**Data to process:**
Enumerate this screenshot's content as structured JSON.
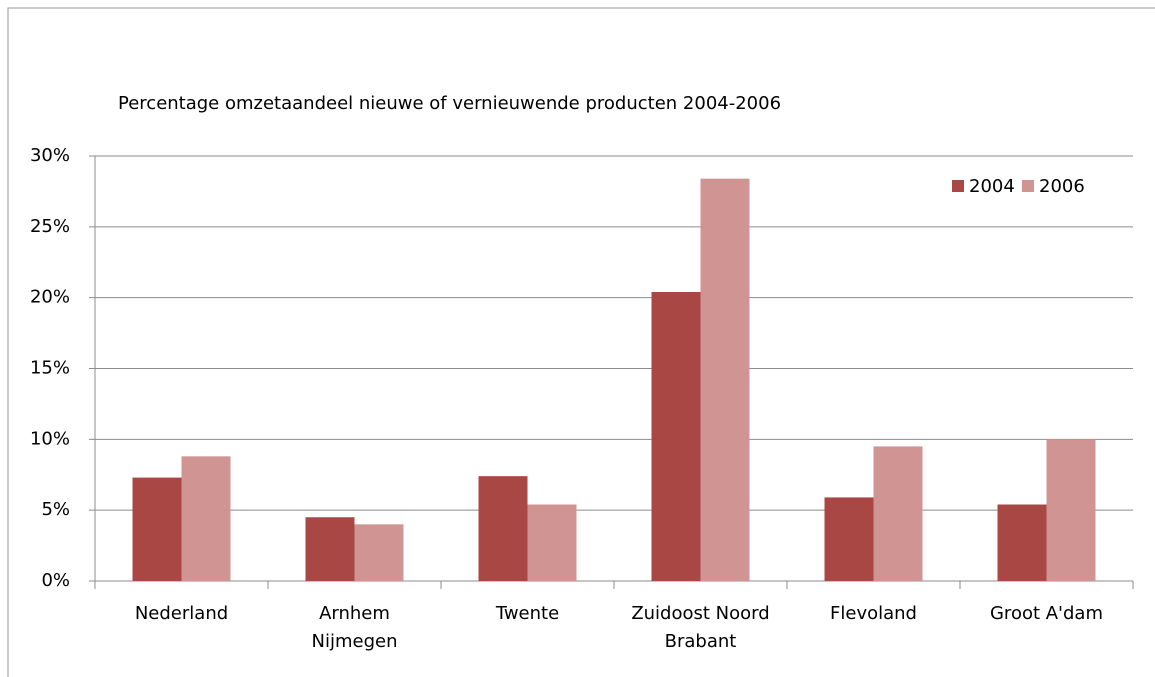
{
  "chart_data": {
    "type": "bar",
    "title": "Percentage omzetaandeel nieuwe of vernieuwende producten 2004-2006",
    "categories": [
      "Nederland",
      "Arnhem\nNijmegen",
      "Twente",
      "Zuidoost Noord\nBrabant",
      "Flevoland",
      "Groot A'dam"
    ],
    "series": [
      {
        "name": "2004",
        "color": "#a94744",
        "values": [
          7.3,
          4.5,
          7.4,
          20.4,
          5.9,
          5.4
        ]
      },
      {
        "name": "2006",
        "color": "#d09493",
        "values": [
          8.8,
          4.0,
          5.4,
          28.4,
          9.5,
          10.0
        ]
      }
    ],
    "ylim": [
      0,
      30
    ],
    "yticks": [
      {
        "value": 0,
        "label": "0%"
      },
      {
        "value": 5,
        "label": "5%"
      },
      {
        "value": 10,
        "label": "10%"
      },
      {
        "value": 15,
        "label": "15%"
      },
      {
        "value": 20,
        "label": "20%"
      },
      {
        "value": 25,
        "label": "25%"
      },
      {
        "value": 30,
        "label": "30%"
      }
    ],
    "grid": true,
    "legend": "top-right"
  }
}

**Your instructions:** Repeat the listing above exactly, with no pictures.

**Solution to this task:**
Enumerate this screenshot's content as structured JSON.
{
  "chart_data": {
    "type": "bar",
    "title": "Percentage omzetaandeel nieuwe of vernieuwende producten 2004-2006",
    "categories": [
      "Nederland",
      "Arnhem\nNijmegen",
      "Twente",
      "Zuidoost Noord\nBrabant",
      "Flevoland",
      "Groot A'dam"
    ],
    "series": [
      {
        "name": "2004",
        "color": "#a94744",
        "values": [
          7.3,
          4.5,
          7.4,
          20.4,
          5.9,
          5.4
        ]
      },
      {
        "name": "2006",
        "color": "#d09493",
        "values": [
          8.8,
          4.0,
          5.4,
          28.4,
          9.5,
          10.0
        ]
      }
    ],
    "ylim": [
      0,
      30
    ],
    "yticks": [
      {
        "value": 0,
        "label": "0%"
      },
      {
        "value": 5,
        "label": "5%"
      },
      {
        "value": 10,
        "label": "10%"
      },
      {
        "value": 15,
        "label": "15%"
      },
      {
        "value": 20,
        "label": "20%"
      },
      {
        "value": 25,
        "label": "25%"
      },
      {
        "value": 30,
        "label": "30%"
      }
    ],
    "grid": true,
    "legend": "top-right"
  }
}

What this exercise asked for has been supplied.